--- START RECORDED INFORMATION ---

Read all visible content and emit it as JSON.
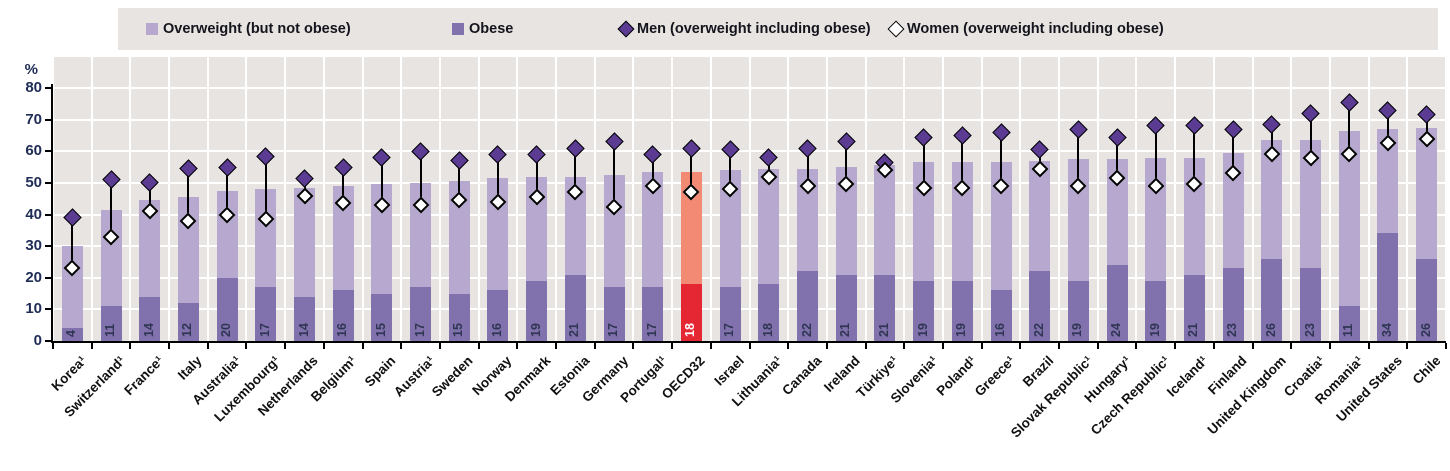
{
  "legend": {
    "items": [
      {
        "label": "Overweight (but not obese)",
        "marker": "square-filled"
      },
      {
        "label": "Obese",
        "marker": "square-filled"
      },
      {
        "label": "Men (overweight including obese)",
        "marker": "diamond-filled"
      },
      {
        "label": "Women (overweight including obese)",
        "marker": "diamond-open"
      }
    ]
  },
  "axes": {
    "y_unit": "%",
    "y_ticks": [
      0,
      10,
      20,
      30,
      40,
      50,
      60,
      70,
      80
    ],
    "y_max": 80
  },
  "chart_data": {
    "type": "bar",
    "subtype": "stacked-bars-with-point-markers",
    "title": "",
    "ylabel": "%",
    "ylim": [
      0,
      80
    ],
    "grid": true,
    "legend_position": "top",
    "categories": [
      "Korea¹",
      "Switzerland¹",
      "France¹",
      "Italy",
      "Australia¹",
      "Luxembourg¹",
      "Netherlands",
      "Belgium¹",
      "Spain",
      "Austria¹",
      "Sweden",
      "Norway",
      "Denmark",
      "Estonia",
      "Germany",
      "Portugal¹",
      "OECD32",
      "Israel",
      "Lithuania¹",
      "Canada",
      "Ireland",
      "Türkiye¹",
      "Slovenia¹",
      "Poland¹",
      "Greece¹",
      "Brazil",
      "Slovak Republic¹",
      "Hungary¹",
      "Czech Republic¹",
      "Iceland¹",
      "Finland",
      "United Kingdom",
      "Croatia¹",
      "Romania¹",
      "United States",
      "Chile"
    ],
    "highlight_category": "OECD32",
    "series": [
      {
        "name": "Obese",
        "role": "stack-bottom",
        "values": [
          4,
          11,
          14,
          12,
          20,
          17,
          14,
          16,
          15,
          17,
          15,
          16,
          19,
          21,
          17,
          17,
          18,
          17,
          18,
          22,
          21,
          21,
          19,
          19,
          16,
          22,
          19,
          24,
          19,
          21,
          23,
          26,
          23,
          11,
          34,
          26
        ]
      },
      {
        "name": "Overweight including obese (bar total)",
        "role": "stack-total",
        "values": [
          30,
          41.5,
          44.5,
          45.5,
          47.5,
          48,
          48.5,
          49,
          49.5,
          50,
          50.5,
          51.5,
          52,
          52,
          52.5,
          53.5,
          53.5,
          54,
          54.5,
          54.5,
          55,
          55.5,
          56.5,
          56.5,
          56.5,
          57,
          57.5,
          57.5,
          58,
          58,
          59.5,
          63.5,
          63.5,
          66.5,
          67,
          67.5
        ]
      },
      {
        "name": "Men (overweight including obese)",
        "role": "point-marker",
        "values": [
          39,
          51,
          50,
          54.5,
          55,
          58.5,
          51.5,
          55,
          58,
          60,
          57,
          59,
          59,
          61,
          63,
          59,
          61,
          60.5,
          58,
          61,
          63,
          56.5,
          64.5,
          65,
          66,
          60.5,
          67,
          64.5,
          68,
          68,
          67,
          68.5,
          72,
          75.5,
          73,
          71.5
        ]
      },
      {
        "name": "Women (overweight including obese)",
        "role": "point-marker",
        "values": [
          23,
          33,
          41,
          38,
          40,
          38.5,
          46,
          43.5,
          43,
          43,
          44.5,
          44,
          45.5,
          47,
          42.5,
          49,
          47,
          48,
          52,
          49,
          49.5,
          54,
          48.5,
          48.5,
          49,
          54.5,
          49,
          51.5,
          49,
          49.5,
          53,
          59,
          58,
          59,
          62.5,
          64
        ]
      }
    ],
    "bar_value_labels_source": "Obese",
    "colors": {
      "overweight": "#b7a8cf",
      "obese": "#8172ae",
      "men_marker": "#5b3c92",
      "women_marker": "#ffffff",
      "marker_outline": "#000000",
      "highlight_overweight": "#f28a74",
      "highlight_obese": "#e52733",
      "plot_background": "#e7e4e1",
      "gridline": "#ffffff",
      "value_label": "#2f3552",
      "value_label_highlight": "#ffffff",
      "axis_text": "#1f2c55"
    }
  }
}
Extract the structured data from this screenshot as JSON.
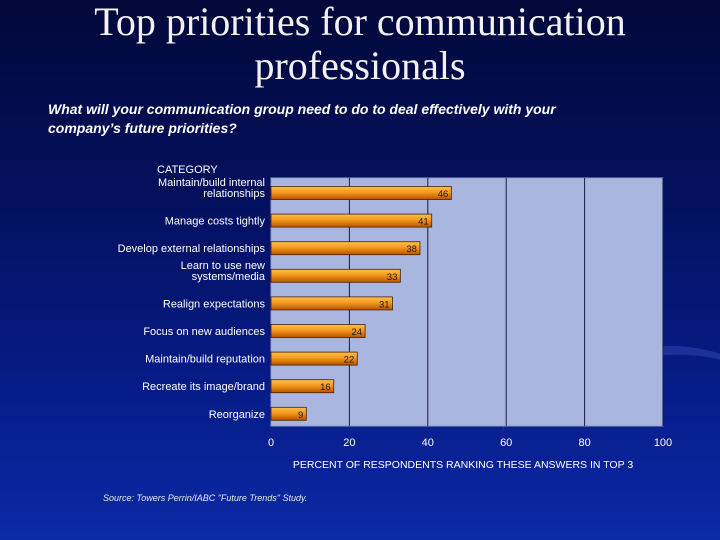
{
  "header": {
    "title_line1": "Top priorities for communication",
    "title_line2": "professionals",
    "subtitle_line1": "What will your communication group need to do to deal effectively with your",
    "subtitle_line2": "company’s future priorities?"
  },
  "footer": {
    "source": "Source: Towers Perrin/IABC \"Future Trends\" Study."
  },
  "colors": {
    "plot_bg": "#a8b6e0",
    "bar_light": "#f6a623",
    "bar_dark": "#c45a00",
    "grid": "#1a1a40"
  },
  "chart_data": {
    "type": "bar",
    "orientation": "horizontal",
    "category_axis_title": "CATEGORY",
    "categories": [
      [
        "Maintain/build internal",
        "relationships"
      ],
      [
        "Manage costs tightly"
      ],
      [
        "Develop external relationships"
      ],
      [
        "Learn to use new",
        "systems/media"
      ],
      [
        "Realign expectations"
      ],
      [
        "Focus on new audiences"
      ],
      [
        "Maintain/build reputation"
      ],
      [
        "Recreate its image/brand"
      ],
      [
        "Reorganize"
      ]
    ],
    "values": [
      46,
      41,
      38,
      33,
      31,
      24,
      22,
      16,
      9
    ],
    "xlabel": "PERCENT OF RESPONDENTS RANKING THESE ANSWERS IN TOP 3",
    "xlim": [
      0,
      100
    ],
    "xticks": [
      0,
      20,
      40,
      60,
      80,
      100
    ],
    "grid": true
  }
}
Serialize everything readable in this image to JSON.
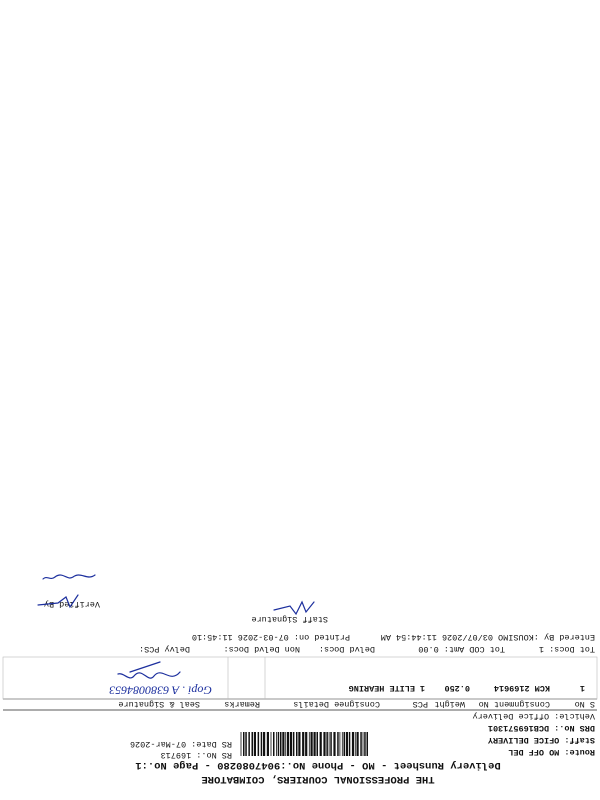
{
  "header": {
    "title": "THE PROFESSIONAL COURIERS, COIMBATORE",
    "subtitle": "Delivery Runsheet - MO - Phone No.:9047080280 - Page No.:1",
    "route": "Route: MO OFF DEL",
    "rs_no": "RS No.: 169713",
    "rs_date": "RS Date: 07-Mar-2026",
    "staff": "Staff: OFICE DELIVERY",
    "drs_no": "DRS No.: DCB169571301",
    "vehicle": "Vehicle: Office Delivery"
  },
  "table": {
    "columns": [
      "S No",
      "Consignment No",
      "Weight",
      "PCS",
      "Consignee Details",
      "Remarks",
      "Seal & Signature"
    ],
    "rows": [
      [
        "1",
        "KCM 2169614",
        "0.250",
        "1",
        "ELITE HEARING"
      ]
    ],
    "handwriting": "Gopi . A 6380084653"
  },
  "totals": {
    "tot_docs": "Tot Docs:   1",
    "tot_cod": "Tot COD Amt:   0.00",
    "delvd": "Delvd Docs:",
    "non_delvd": "Non Delvd Docs:",
    "delvy_pcs": "Delvy PCS:"
  },
  "footer": {
    "entered_by": "Entered By :KOUSIMO 03/07/2026 11:44:54 AM",
    "printed_on": "Printed on: 07-03-2026 11:45:10",
    "staff_signature": "Staff Signature",
    "verified_by": "Verified By"
  }
}
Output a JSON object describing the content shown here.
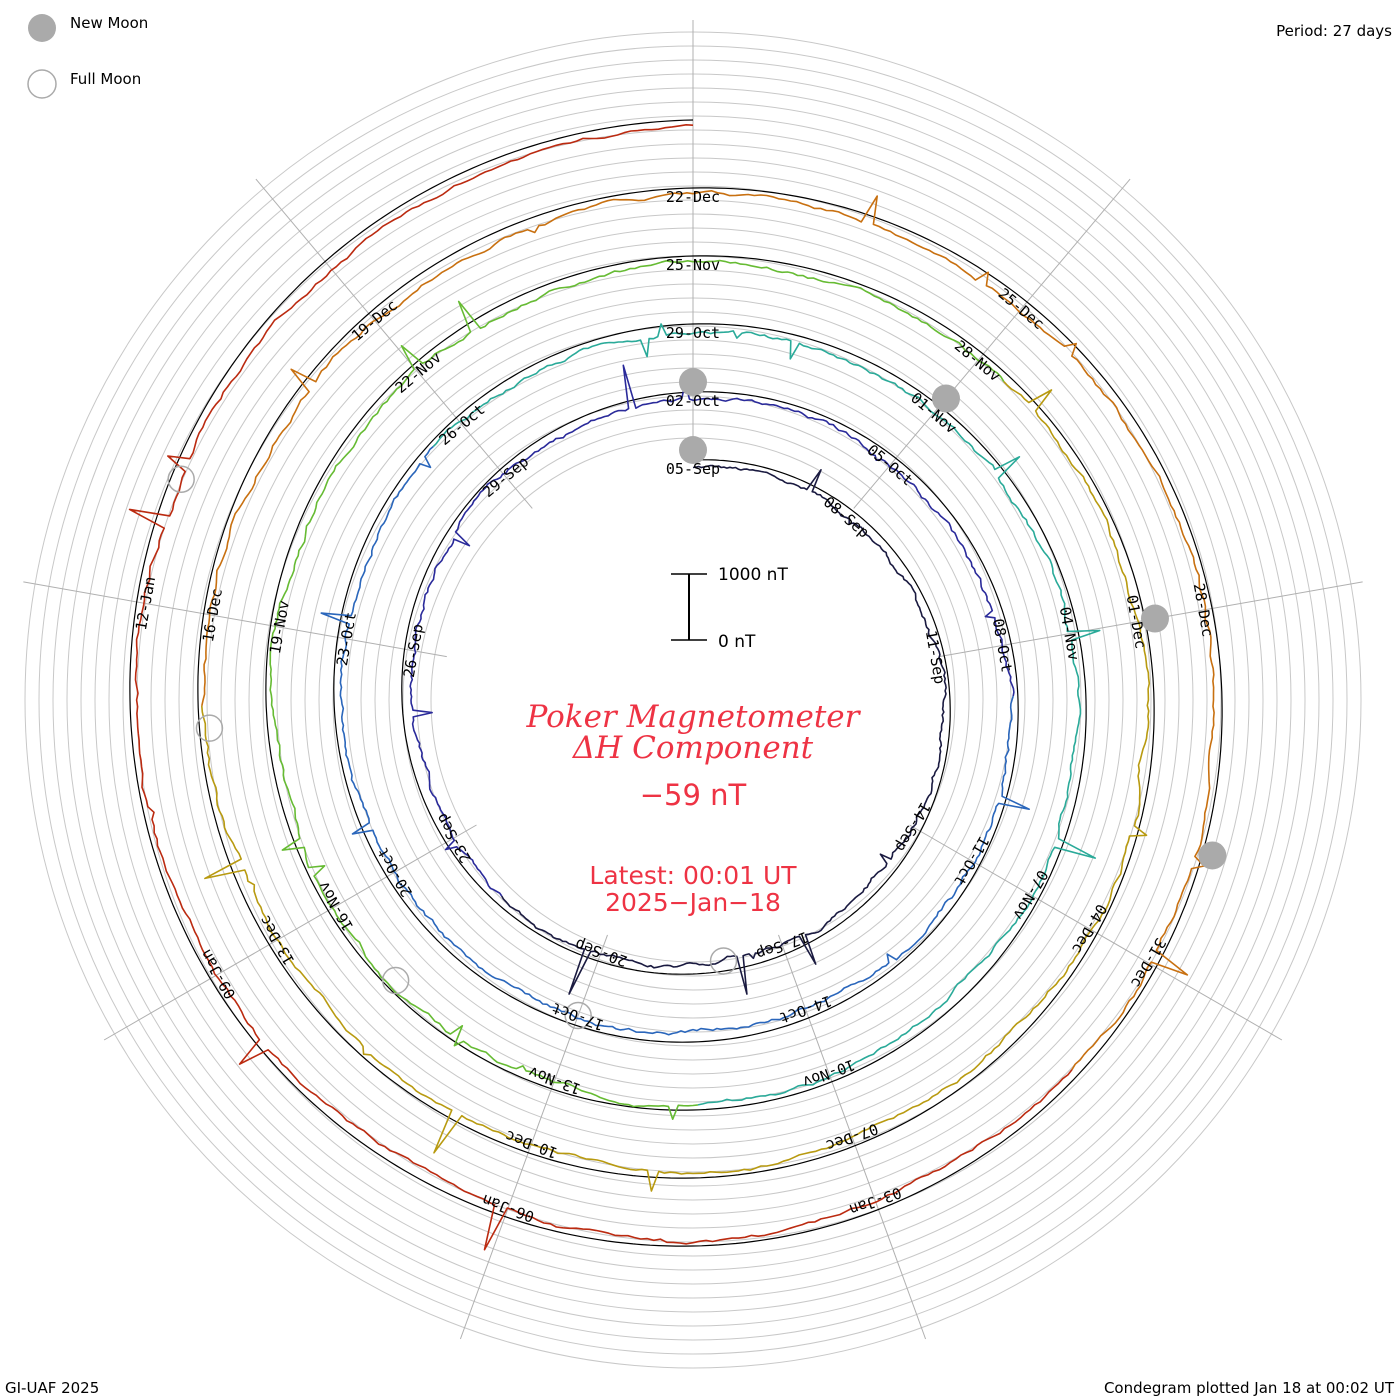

--- END RECORDED INFORMATION ---

> **EXERCISE BRIEF**: Print all of the records shown above exactly, leaving out each picture.

> **THE SOLUTION**:
Read all visible content and emit it as JSON.
{
  "legend": {
    "items": [
      {
        "label": "Overweight (but not obese)",
        "marker": "square-filled"
      },
      {
        "label": "Obese",
        "marker": "square-filled"
      },
      {
        "label": "Men (overweight including obese)",
        "marker": "diamond-filled"
      },
      {
        "label": "Women (overweight including obese)",
        "marker": "diamond-open"
      }
    ]
  },
  "axes": {
    "y_unit": "%",
    "y_ticks": [
      0,
      10,
      20,
      30,
      40,
      50,
      60,
      70,
      80
    ],
    "y_max": 80
  },
  "chart_data": {
    "type": "bar",
    "subtype": "stacked-bars-with-point-markers",
    "title": "",
    "ylabel": "%",
    "ylim": [
      0,
      80
    ],
    "grid": true,
    "legend_position": "top",
    "categories": [
      "Korea¹",
      "Switzerland¹",
      "France¹",
      "Italy",
      "Australia¹",
      "Luxembourg¹",
      "Netherlands",
      "Belgium¹",
      "Spain",
      "Austria¹",
      "Sweden",
      "Norway",
      "Denmark",
      "Estonia",
      "Germany",
      "Portugal¹",
      "OECD32",
      "Israel",
      "Lithuania¹",
      "Canada",
      "Ireland",
      "Türkiye¹",
      "Slovenia¹",
      "Poland¹",
      "Greece¹",
      "Brazil",
      "Slovak Republic¹",
      "Hungary¹",
      "Czech Republic¹",
      "Iceland¹",
      "Finland",
      "United Kingdom",
      "Croatia¹",
      "Romania¹",
      "United States",
      "Chile"
    ],
    "highlight_category": "OECD32",
    "series": [
      {
        "name": "Obese",
        "role": "stack-bottom",
        "values": [
          4,
          11,
          14,
          12,
          20,
          17,
          14,
          16,
          15,
          17,
          15,
          16,
          19,
          21,
          17,
          17,
          18,
          17,
          18,
          22,
          21,
          21,
          19,
          19,
          16,
          22,
          19,
          24,
          19,
          21,
          23,
          26,
          23,
          11,
          34,
          26
        ]
      },
      {
        "name": "Overweight including obese (bar total)",
        "role": "stack-total",
        "values": [
          30,
          41.5,
          44.5,
          45.5,
          47.5,
          48,
          48.5,
          49,
          49.5,
          50,
          50.5,
          51.5,
          52,
          52,
          52.5,
          53.5,
          53.5,
          54,
          54.5,
          54.5,
          55,
          55.5,
          56.5,
          56.5,
          56.5,
          57,
          57.5,
          57.5,
          58,
          58,
          59.5,
          63.5,
          63.5,
          66.5,
          67,
          67.5
        ]
      },
      {
        "name": "Men (overweight including obese)",
        "role": "point-marker",
        "values": [
          39,
          51,
          50,
          54.5,
          55,
          58.5,
          51.5,
          55,
          58,
          60,
          57,
          59,
          59,
          61,
          63,
          59,
          61,
          60.5,
          58,
          61,
          63,
          56.5,
          64.5,
          65,
          66,
          60.5,
          67,
          64.5,
          68,
          68,
          67,
          68.5,
          72,
          75.5,
          73,
          71.5
        ]
      },
      {
        "name": "Women (overweight including obese)",
        "role": "point-marker",
        "values": [
          23,
          33,
          41,
          38,
          40,
          38.5,
          46,
          43.5,
          43,
          43,
          44.5,
          44,
          45.5,
          47,
          42.5,
          49,
          47,
          48,
          52,
          49,
          49.5,
          54,
          48.5,
          48.5,
          49,
          54.5,
          49,
          51.5,
          49,
          49.5,
          53,
          59,
          58,
          59,
          62.5,
          64
        ]
      }
    ],
    "bar_value_labels_source": "Obese",
    "colors": {
      "overweight": "#b7a8cf",
      "obese": "#8172ae",
      "men_marker": "#5b3c92",
      "women_marker": "#ffffff",
      "marker_outline": "#000000",
      "highlight_overweight": "#f28a74",
      "highlight_obese": "#e52733",
      "plot_background": "#e7e4e1",
      "gridline": "#ffffff",
      "value_label": "#2f3552",
      "value_label_highlight": "#ffffff",
      "axis_text": "#1f2c55"
    }
  }
}
Extract the structured data from this screenshot as JSON.
{
  "header": {
    "title_line1": "Top priorities for communication",
    "title_line2": "professionals",
    "subtitle_line1": "What will your communication group need to do to deal effectively with your",
    "subtitle_line2": "company’s future priorities?"
  },
  "footer": {
    "source": "Source: Towers Perrin/IABC \"Future Trends\" Study."
  },
  "colors": {
    "plot_bg": "#a8b6e0",
    "bar_light": "#f6a623",
    "bar_dark": "#c45a00",
    "grid": "#1a1a40"
  },
  "chart_data": {
    "type": "bar",
    "orientation": "horizontal",
    "category_axis_title": "CATEGORY",
    "categories": [
      [
        "Maintain/build internal",
        "relationships"
      ],
      [
        "Manage costs tightly"
      ],
      [
        "Develop external relationships"
      ],
      [
        "Learn to use new",
        "systems/media"
      ],
      [
        "Realign expectations"
      ],
      [
        "Focus on new audiences"
      ],
      [
        "Maintain/build reputation"
      ],
      [
        "Recreate its image/brand"
      ],
      [
        "Reorganize"
      ]
    ],
    "values": [
      46,
      41,
      38,
      33,
      31,
      24,
      22,
      16,
      9
    ],
    "xlabel": "PERCENT OF RESPONDENTS RANKING THESE ANSWERS IN TOP 3",
    "xlim": [
      0,
      100
    ],
    "xticks": [
      0,
      20,
      40,
      60,
      80,
      100
    ],
    "grid": true
  }
}
Serialize everything readable in this image to JSON.
{
  "header": {
    "title": "THE PROFESSIONAL COURIERS, COIMBATORE",
    "subtitle": "Delivery Runsheet - MO - Phone No.:9047080280 - Page No.:1",
    "route": "Route: MO OFF DEL",
    "rs_no": "RS No.: 169713",
    "rs_date": "RS Date: 07-Mar-2026",
    "staff": "Staff: OFICE DELIVERY",
    "drs_no": "DRS No.: DCB169571301",
    "vehicle": "Vehicle: Office Delivery"
  },
  "table": {
    "columns": [
      "S No",
      "Consignment No",
      "Weight",
      "PCS",
      "Consignee Details",
      "Remarks",
      "Seal & Signature"
    ],
    "rows": [
      [
        "1",
        "KCM 2169614",
        "0.250",
        "1",
        "ELITE HEARING"
      ]
    ],
    "handwriting": "Gopi . A 6380084653"
  },
  "totals": {
    "tot_docs": "Tot Docs:   1",
    "tot_cod": "Tot COD Amt:   0.00",
    "delvd": "Delvd Docs:",
    "non_delvd": "Non Delvd Docs:",
    "delvy_pcs": "Delvy PCS:"
  },
  "footer": {
    "entered_by": "Entered By :KOUSIMO 03/07/2026 11:44:54 AM",
    "printed_on": "Printed on: 07-03-2026 11:45:10",
    "staff_signature": "Staff Signature",
    "verified_by": "Verified By"
  }
}
Output a JSON object describing the content shown here.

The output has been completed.